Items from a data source
# # # # # # #
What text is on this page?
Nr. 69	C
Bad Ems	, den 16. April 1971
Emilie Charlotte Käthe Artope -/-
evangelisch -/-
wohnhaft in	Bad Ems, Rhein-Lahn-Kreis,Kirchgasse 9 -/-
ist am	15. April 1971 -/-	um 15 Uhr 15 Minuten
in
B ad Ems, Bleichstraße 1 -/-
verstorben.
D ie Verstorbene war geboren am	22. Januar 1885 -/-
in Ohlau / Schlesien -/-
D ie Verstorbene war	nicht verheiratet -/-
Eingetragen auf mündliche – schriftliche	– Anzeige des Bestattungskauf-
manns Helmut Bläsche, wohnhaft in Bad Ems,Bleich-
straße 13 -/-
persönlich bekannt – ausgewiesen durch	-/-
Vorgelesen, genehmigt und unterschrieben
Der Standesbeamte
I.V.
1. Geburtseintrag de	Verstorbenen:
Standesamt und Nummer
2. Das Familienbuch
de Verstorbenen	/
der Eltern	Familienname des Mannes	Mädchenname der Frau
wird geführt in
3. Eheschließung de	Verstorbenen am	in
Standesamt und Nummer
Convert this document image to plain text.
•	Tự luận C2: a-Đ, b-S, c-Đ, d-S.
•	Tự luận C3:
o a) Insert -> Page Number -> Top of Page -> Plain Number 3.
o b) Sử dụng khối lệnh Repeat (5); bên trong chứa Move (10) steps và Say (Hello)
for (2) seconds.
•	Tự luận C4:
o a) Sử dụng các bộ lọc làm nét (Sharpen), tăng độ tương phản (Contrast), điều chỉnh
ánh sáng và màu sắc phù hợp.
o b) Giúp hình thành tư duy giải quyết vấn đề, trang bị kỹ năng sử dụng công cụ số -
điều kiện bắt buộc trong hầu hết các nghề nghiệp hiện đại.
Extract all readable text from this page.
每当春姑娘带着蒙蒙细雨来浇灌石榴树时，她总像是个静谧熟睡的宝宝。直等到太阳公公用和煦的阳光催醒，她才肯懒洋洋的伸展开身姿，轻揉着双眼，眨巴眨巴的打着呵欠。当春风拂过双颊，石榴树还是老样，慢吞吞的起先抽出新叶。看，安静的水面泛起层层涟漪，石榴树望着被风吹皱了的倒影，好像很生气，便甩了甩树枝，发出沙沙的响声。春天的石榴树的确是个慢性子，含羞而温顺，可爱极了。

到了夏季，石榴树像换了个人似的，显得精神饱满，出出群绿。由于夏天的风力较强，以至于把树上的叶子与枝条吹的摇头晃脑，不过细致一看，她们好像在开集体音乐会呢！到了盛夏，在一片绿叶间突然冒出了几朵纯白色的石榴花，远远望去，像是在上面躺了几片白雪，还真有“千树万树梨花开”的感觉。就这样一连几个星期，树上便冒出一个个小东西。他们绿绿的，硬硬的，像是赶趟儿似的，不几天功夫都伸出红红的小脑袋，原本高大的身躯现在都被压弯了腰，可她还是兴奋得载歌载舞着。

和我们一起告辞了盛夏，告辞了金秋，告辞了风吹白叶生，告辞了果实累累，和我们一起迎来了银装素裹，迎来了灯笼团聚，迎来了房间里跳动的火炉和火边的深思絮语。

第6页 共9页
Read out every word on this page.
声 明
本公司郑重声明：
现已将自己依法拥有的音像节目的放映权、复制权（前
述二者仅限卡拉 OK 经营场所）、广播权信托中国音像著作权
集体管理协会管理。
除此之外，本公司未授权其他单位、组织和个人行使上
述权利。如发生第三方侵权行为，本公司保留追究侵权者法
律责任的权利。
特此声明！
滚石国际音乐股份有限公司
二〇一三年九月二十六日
# # # # # # #
Task directions
Give an exact repetition of all the material.

Expected answer
What text is on this page?
Nr. 69	C
Bad Ems	, den 16. April 1971
Emilie Charlotte Käthe Artope -/-
evangelisch -/-
wohnhaft in	Bad Ems, Rhein-Lahn-Kreis,Kirchgasse 9 -/-
ist am	15. April 1971 -/-	um 15 Uhr 15 Minuten
in
B ad Ems, Bleichstraße 1 -/-
verstorben.
D ie Verstorbene war geboren am	22. Januar 1885 -/-
in Ohlau / Schlesien -/-
D ie Verstorbene war	nicht verheiratet -/-
Eingetragen auf mündliche – schriftliche	– Anzeige des Bestattungskauf-
manns Helmut Bläsche, wohnhaft in Bad Ems,Bleich-
straße 13 -/-
persönlich bekannt – ausgewiesen durch	-/-
Vorgelesen, genehmigt und unterschrieben
Der Standesbeamte
I.V.
1. Geburtseintrag de	Verstorbenen:
Standesamt und Nummer
2. Das Familienbuch
de Verstorbenen	/
der Eltern	Familienname des Mannes	Mädchenname der Frau
wird geführt in
3. Eheschließung de	Verstorbenen am	in
Standesamt und Nummer
Convert this document image to plain text.
•	Tự luận C2: a-Đ, b-S, c-Đ, d-S.
•	Tự luận C3:
o a) Insert -> Page Number -> Top of Page -> Plain Number 3.
o b) Sử dụng khối lệnh Repeat (5); bên trong chứa Move (10) steps và Say (Hello)
for (2) seconds.
•	Tự luận C4:
o a) Sử dụng các bộ lọc làm nét (Sharpen), tăng độ tương phản (Contrast), điều chỉnh
ánh sáng và màu sắc phù hợp.
o b) Giúp hình thành tư duy giải quyết vấn đề, trang bị kỹ năng sử dụng công cụ số -
điều kiện bắt buộc trong hầu hết các nghề nghiệp hiện đại.
Extract all readable text from this page.
每当春姑娘带着蒙蒙细雨来浇灌石榴树时，她总像是个静谧熟睡的宝宝。直等到太阳公公用和煦的阳光催醒，她才肯懒洋洋的伸展开身姿，轻揉着双眼，眨巴眨巴的打着呵欠。当春风拂过双颊，石榴树还是老样，慢吞吞的起先抽出新叶。看，安静的水面泛起层层涟漪，石榴树望着被风吹皱了的倒影，好像很生气，便甩了甩树枝，发出沙沙的响声。春天的石榴树的确是个慢性子，含羞而温顺，可爱极了。

到了夏季，石榴树像换了个人似的，显得精神饱满，出出群绿。由于夏天的风力较强，以至于把树上的叶子与枝条吹的摇头晃脑，不过细致一看，她们好像在开集体音乐会呢！到了盛夏，在一片绿叶间突然冒出了几朵纯白色的石榴花，远远望去，像是在上面躺了几片白雪，还真有“千树万树梨花开”的感觉。就这样一连几个星期，树上便冒出一个个小东西。他们绿绿的，硬硬的，像是赶趟儿似的，不几天功夫都伸出红红的小脑袋，原本高大的身躯现在都被压弯了腰，可她还是兴奋得载歌载舞着。

和我们一起告辞了盛夏，告辞了金秋，告辞了风吹白叶生，告辞了果实累累，和我们一起迎来了银装素裹，迎来了灯笼团聚，迎来了房间里跳动的火炉和火边的深思絮语。

第6页 共9页
Read out every word on this page.
声 明
本公司郑重声明：
现已将自己依法拥有的音像节目的放映权、复制权（前
述二者仅限卡拉 OK 经营场所）、广播权信托中国音像著作权
集体管理协会管理。
除此之外，本公司未授权其他单位、组织和个人行使上
述权利。如发生第三方侵权行为，本公司保留追究侵权者法
律责任的权利。
特此声明！
滚石国际音乐股份有限公司
二〇一三年九月二十六日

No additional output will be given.